*Exercise aim:* Set the listing down again in full, word for word, with the pictures left out.

* start Dataset extract *

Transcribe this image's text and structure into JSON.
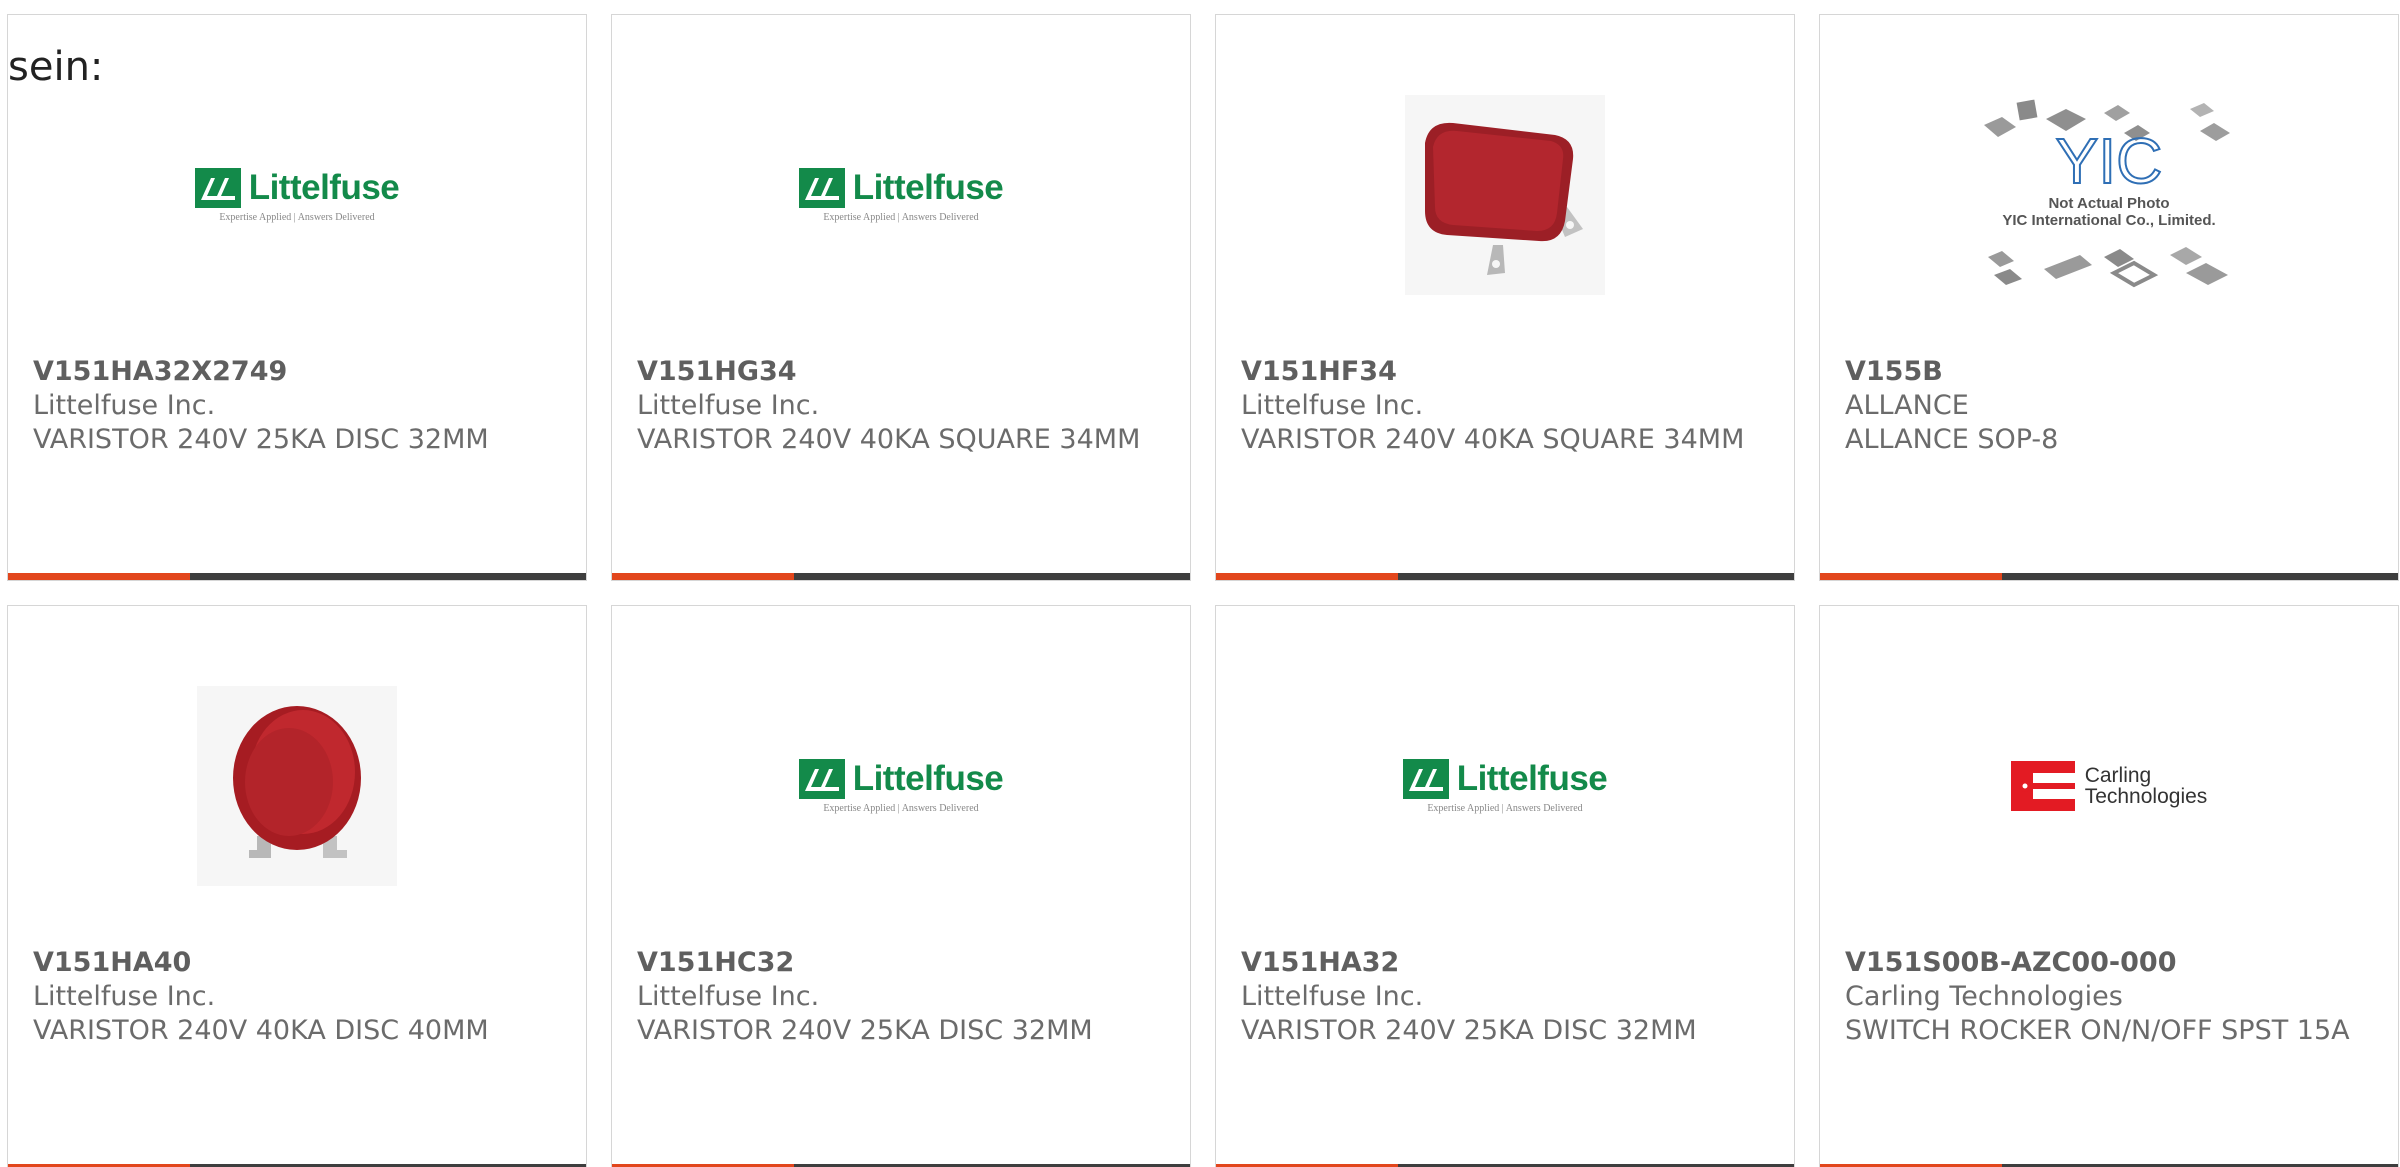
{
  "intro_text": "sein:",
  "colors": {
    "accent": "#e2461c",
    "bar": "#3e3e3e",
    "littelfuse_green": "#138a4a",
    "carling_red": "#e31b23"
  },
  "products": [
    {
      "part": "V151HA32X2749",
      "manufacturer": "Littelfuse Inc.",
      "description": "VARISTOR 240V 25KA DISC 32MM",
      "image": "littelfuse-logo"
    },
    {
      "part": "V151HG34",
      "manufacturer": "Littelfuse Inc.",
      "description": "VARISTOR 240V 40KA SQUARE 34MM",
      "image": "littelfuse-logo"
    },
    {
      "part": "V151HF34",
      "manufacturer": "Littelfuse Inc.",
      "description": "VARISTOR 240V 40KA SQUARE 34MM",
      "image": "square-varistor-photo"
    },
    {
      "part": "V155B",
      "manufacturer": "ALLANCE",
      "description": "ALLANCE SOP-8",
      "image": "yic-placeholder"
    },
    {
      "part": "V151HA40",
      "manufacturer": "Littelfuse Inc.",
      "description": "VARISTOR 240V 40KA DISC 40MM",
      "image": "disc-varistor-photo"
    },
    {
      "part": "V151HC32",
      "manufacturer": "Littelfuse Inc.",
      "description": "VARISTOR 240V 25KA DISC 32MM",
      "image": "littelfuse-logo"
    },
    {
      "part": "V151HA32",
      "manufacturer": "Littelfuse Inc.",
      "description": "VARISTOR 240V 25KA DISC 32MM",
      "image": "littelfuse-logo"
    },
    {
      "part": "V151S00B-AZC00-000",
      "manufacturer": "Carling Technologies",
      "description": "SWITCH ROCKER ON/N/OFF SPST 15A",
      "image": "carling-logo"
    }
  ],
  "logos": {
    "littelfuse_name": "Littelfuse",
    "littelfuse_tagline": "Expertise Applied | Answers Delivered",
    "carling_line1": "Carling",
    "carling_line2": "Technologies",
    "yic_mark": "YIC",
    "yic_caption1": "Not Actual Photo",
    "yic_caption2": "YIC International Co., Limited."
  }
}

* end Dataset extract *

*Written answer:*
Transcribe this image's text and structure into JSON.
{
  "intro_text": "sein:",
  "colors": {
    "accent": "#e2461c",
    "bar": "#3e3e3e",
    "littelfuse_green": "#138a4a",
    "carling_red": "#e31b23"
  },
  "products": [
    {
      "part": "V151HA32X2749",
      "manufacturer": "Littelfuse Inc.",
      "description": "VARISTOR 240V 25KA DISC 32MM",
      "image": "littelfuse-logo"
    },
    {
      "part": "V151HG34",
      "manufacturer": "Littelfuse Inc.",
      "description": "VARISTOR 240V 40KA SQUARE 34MM",
      "image": "littelfuse-logo"
    },
    {
      "part": "V151HF34",
      "manufacturer": "Littelfuse Inc.",
      "description": "VARISTOR 240V 40KA SQUARE 34MM",
      "image": "square-varistor-photo"
    },
    {
      "part": "V155B",
      "manufacturer": "ALLANCE",
      "description": "ALLANCE SOP-8",
      "image": "yic-placeholder"
    },
    {
      "part": "V151HA40",
      "manufacturer": "Littelfuse Inc.",
      "description": "VARISTOR 240V 40KA DISC 40MM",
      "image": "disc-varistor-photo"
    },
    {
      "part": "V151HC32",
      "manufacturer": "Littelfuse Inc.",
      "description": "VARISTOR 240V 25KA DISC 32MM",
      "image": "littelfuse-logo"
    },
    {
      "part": "V151HA32",
      "manufacturer": "Littelfuse Inc.",
      "description": "VARISTOR 240V 25KA DISC 32MM",
      "image": "littelfuse-logo"
    },
    {
      "part": "V151S00B-AZC00-000",
      "manufacturer": "Carling Technologies",
      "description": "SWITCH ROCKER ON/N/OFF SPST 15A",
      "image": "carling-logo"
    }
  ],
  "logos": {
    "littelfuse_name": "Littelfuse",
    "littelfuse_tagline": "Expertise Applied | Answers Delivered",
    "carling_line1": "Carling",
    "carling_line2": "Technologies",
    "yic_mark": "YIC",
    "yic_caption1": "Not Actual Photo",
    "yic_caption2": "YIC International Co., Limited."
  }
}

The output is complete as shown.